## Problem
Go through the entries below and print each one exactly, leaving out pictures.

[Entries from a visual dataset]
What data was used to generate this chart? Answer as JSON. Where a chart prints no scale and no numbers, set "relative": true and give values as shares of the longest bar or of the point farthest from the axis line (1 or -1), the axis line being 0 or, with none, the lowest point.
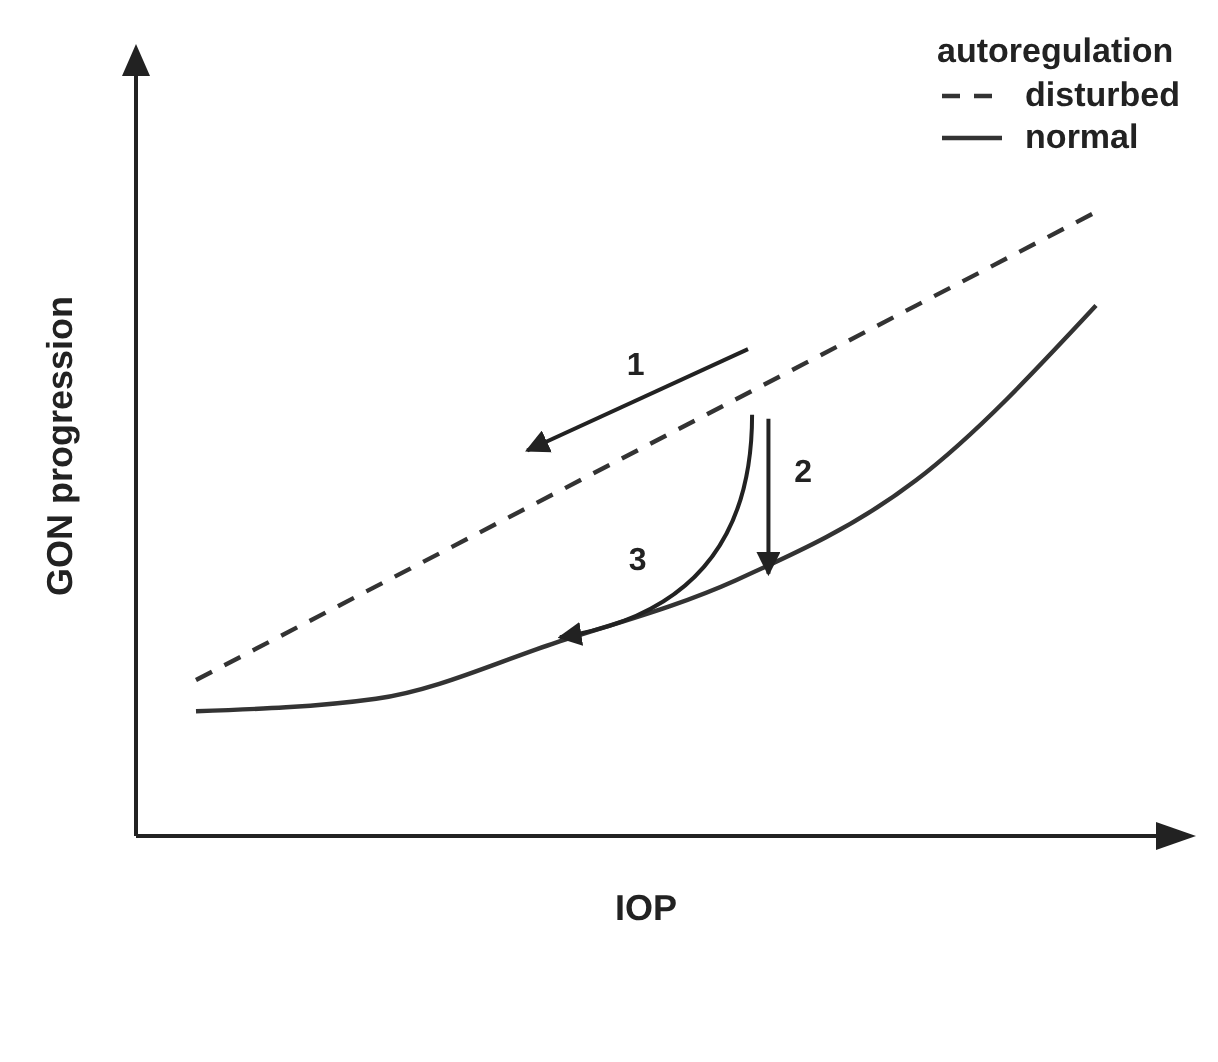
{
  "chart_data": {
    "type": "line",
    "relative": true,
    "xlabel": "IOP",
    "ylabel": "GON progression",
    "legend_title": "autoregulation",
    "legend": "top right",
    "marker": "none",
    "tick_labels": false,
    "categories": [
      null,
      null,
      null,
      null,
      null,
      null
    ],
    "series": [
      {
        "name": "disturbed",
        "color": "#333333",
        "line_style": "dashed",
        "values": [
          0.25,
          0.4,
          0.55,
          0.7,
          0.85,
          1.0
        ]
      },
      {
        "name": "normal",
        "color": "#333333",
        "line_style": "solid",
        "values": [
          0.2,
          0.22,
          0.31,
          0.41,
          0.57,
          0.85
        ]
      }
    ],
    "annotations": [
      "1",
      "2",
      "3"
    ]
  }
}
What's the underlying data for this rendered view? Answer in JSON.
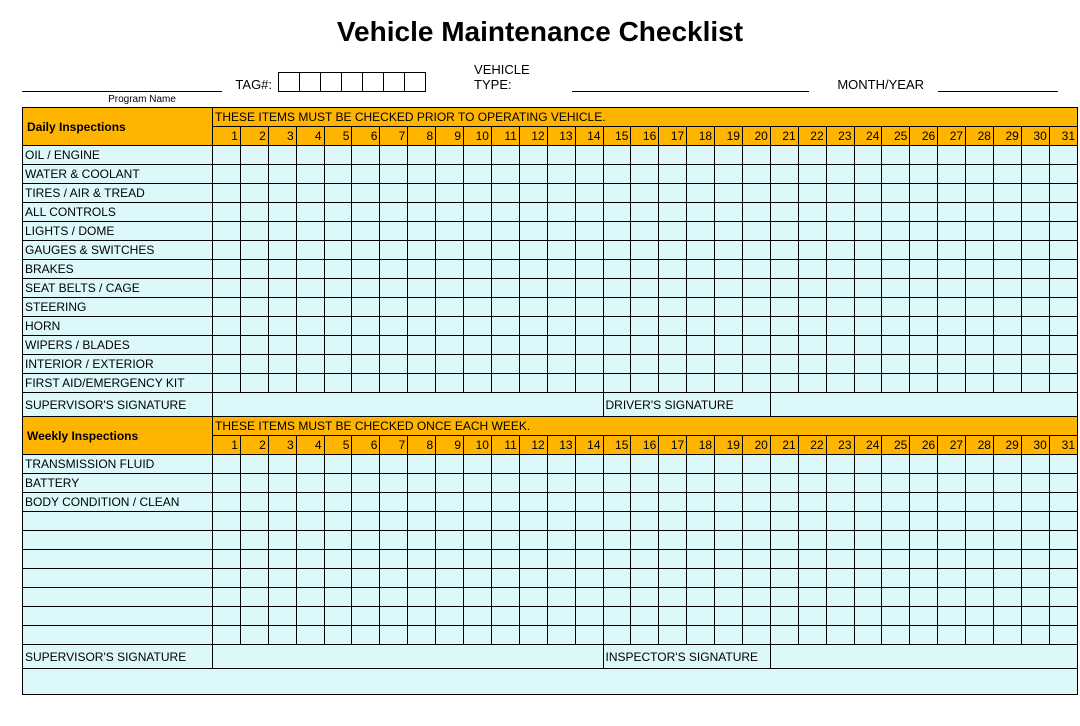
{
  "title": "Vehicle Maintenance Checklist",
  "header": {
    "tag_label": "TAG#:",
    "tag_box_count": 7,
    "vehicle_type_label": "VEHICLE TYPE:",
    "month_year_label": "MONTH/YEAR",
    "program_name_label": "Program Name"
  },
  "colors": {
    "header_bg": "#ffb400",
    "cell_bg": "#dcf8fb",
    "border": "#000000",
    "page_bg": "#ffffff"
  },
  "day_count": 31,
  "daily": {
    "section_title": "Daily Inspections",
    "instruction": "THESE ITEMS MUST BE CHECKED PRIOR TO OPERATING VEHICLE.",
    "items": [
      "OIL / ENGINE",
      "WATER & COOLANT",
      "TIRES / AIR & TREAD",
      "ALL CONTROLS",
      "LIGHTS / DOME",
      "GAUGES & SWITCHES",
      "BRAKES",
      "SEAT BELTS / CAGE",
      "STEERING",
      "HORN",
      "WIPERS / BLADES",
      "INTERIOR / EXTERIOR",
      "FIRST AID/EMERGENCY KIT"
    ],
    "sig_left": "SUPERVISOR'S SIGNATURE",
    "sig_right": "DRIVER'S SIGNATURE"
  },
  "weekly": {
    "section_title": "Weekly Inspections",
    "instruction": "THESE ITEMS MUST BE CHECKED ONCE EACH WEEK.",
    "items": [
      "TRANSMISSION FLUID",
      "BATTERY",
      "BODY CONDITION / CLEAN",
      "",
      "",
      "",
      "",
      "",
      "",
      ""
    ],
    "sig_left": "SUPERVISOR'S SIGNATURE",
    "sig_right": "INSPECTOR'S SIGNATURE"
  }
}
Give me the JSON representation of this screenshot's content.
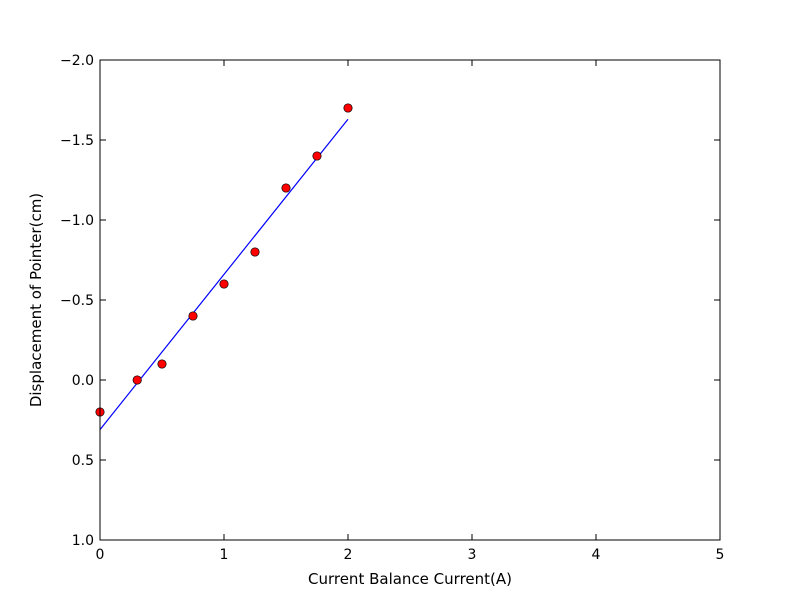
{
  "chart_data": {
    "type": "scatter",
    "title": "",
    "xlabel": "Current Balance Current(A)",
    "ylabel": "Displacement of Pointer(cm)",
    "xlim": [
      0,
      5
    ],
    "ylim": [
      1.0,
      -2.0
    ],
    "y_inverted": true,
    "grid": false,
    "xticks": [
      0,
      1,
      2,
      3,
      4,
      5
    ],
    "xtick_labels": [
      "0",
      "1",
      "2",
      "3",
      "4",
      "5"
    ],
    "yticks": [
      -2.0,
      -1.5,
      -1.0,
      -0.5,
      0.0,
      0.5,
      1.0
    ],
    "ytick_labels": [
      "−2.0",
      "−1.5",
      "−1.0",
      "−0.5",
      "0.0",
      "0.5",
      "1.0"
    ],
    "series": [
      {
        "kind": "points",
        "color": "#ff0000",
        "edge_color": "#000000",
        "x": [
          0,
          0.3,
          0.5,
          0.75,
          1.0,
          1.25,
          1.5,
          1.75,
          2.0
        ],
        "y": [
          0.2,
          0.0,
          -0.1,
          -0.4,
          -0.6,
          -0.8,
          -1.2,
          -1.4,
          -1.7
        ]
      },
      {
        "kind": "fit-line",
        "color": "#0000ff",
        "x": [
          0,
          2.0
        ],
        "y": [
          0.31,
          -1.63
        ]
      }
    ]
  }
}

## In response
What data was used to generate this chart? Answer as JSON. Where a chart prints no scale and no numbers, set "relative": true and give values as shares of the longest bar or of the point farthest from the axis line (1 or -1), the axis line being 0 or, with none, the lowest point.
{
  "chart_data": {
    "type": "line",
    "relative": true,
    "xlabel": "IOP",
    "ylabel": "GON progression",
    "legend_title": "autoregulation",
    "legend": "top right",
    "marker": "none",
    "tick_labels": false,
    "categories": [
      null,
      null,
      null,
      null,
      null,
      null
    ],
    "series": [
      {
        "name": "disturbed",
        "color": "#333333",
        "line_style": "dashed",
        "values": [
          0.25,
          0.4,
          0.55,
          0.7,
          0.85,
          1.0
        ]
      },
      {
        "name": "normal",
        "color": "#333333",
        "line_style": "solid",
        "values": [
          0.2,
          0.22,
          0.31,
          0.41,
          0.57,
          0.85
        ]
      }
    ],
    "annotations": [
      "1",
      "2",
      "3"
    ]
  }
}
What's the underlying data for this rendered view? Answer in JSON.
{
  "title": "Vehicle Maintenance Checklist",
  "header": {
    "tag_label": "TAG#:",
    "tag_box_count": 7,
    "vehicle_type_label": "VEHICLE TYPE:",
    "month_year_label": "MONTH/YEAR",
    "program_name_label": "Program Name"
  },
  "colors": {
    "header_bg": "#ffb400",
    "cell_bg": "#dcf8fb",
    "border": "#000000",
    "page_bg": "#ffffff"
  },
  "day_count": 31,
  "daily": {
    "section_title": "Daily Inspections",
    "instruction": "THESE ITEMS MUST BE CHECKED PRIOR TO OPERATING VEHICLE.",
    "items": [
      "OIL / ENGINE",
      "WATER & COOLANT",
      "TIRES / AIR & TREAD",
      "ALL CONTROLS",
      "LIGHTS / DOME",
      "GAUGES & SWITCHES",
      "BRAKES",
      "SEAT BELTS / CAGE",
      "STEERING",
      "HORN",
      "WIPERS / BLADES",
      "INTERIOR / EXTERIOR",
      "FIRST AID/EMERGENCY KIT"
    ],
    "sig_left": "SUPERVISOR'S SIGNATURE",
    "sig_right": "DRIVER'S SIGNATURE"
  },
  "weekly": {
    "section_title": "Weekly Inspections",
    "instruction": "THESE ITEMS MUST BE CHECKED ONCE EACH WEEK.",
    "items": [
      "TRANSMISSION FLUID",
      "BATTERY",
      "BODY CONDITION / CLEAN",
      "",
      "",
      "",
      "",
      "",
      "",
      ""
    ],
    "sig_left": "SUPERVISOR'S SIGNATURE",
    "sig_right": "INSPECTOR'S SIGNATURE"
  }
}
Give me the JSON representation of this screenshot's content.
{
  "chart_data": {
    "type": "scatter",
    "title": "",
    "xlabel": "Current Balance Current(A)",
    "ylabel": "Displacement of Pointer(cm)",
    "xlim": [
      0,
      5
    ],
    "ylim": [
      1.0,
      -2.0
    ],
    "y_inverted": true,
    "grid": false,
    "xticks": [
      0,
      1,
      2,
      3,
      4,
      5
    ],
    "xtick_labels": [
      "0",
      "1",
      "2",
      "3",
      "4",
      "5"
    ],
    "yticks": [
      -2.0,
      -1.5,
      -1.0,
      -0.5,
      0.0,
      0.5,
      1.0
    ],
    "ytick_labels": [
      "−2.0",
      "−1.5",
      "−1.0",
      "−0.5",
      "0.0",
      "0.5",
      "1.0"
    ],
    "series": [
      {
        "kind": "points",
        "color": "#ff0000",
        "edge_color": "#000000",
        "x": [
          0,
          0.3,
          0.5,
          0.75,
          1.0,
          1.25,
          1.5,
          1.75,
          2.0
        ],
        "y": [
          0.2,
          0.0,
          -0.1,
          -0.4,
          -0.6,
          -0.8,
          -1.2,
          -1.4,
          -1.7
        ]
      },
      {
        "kind": "fit-line",
        "color": "#0000ff",
        "x": [
          0,
          2.0
        ],
        "y": [
          0.31,
          -1.63
        ]
      }
    ]
  }
}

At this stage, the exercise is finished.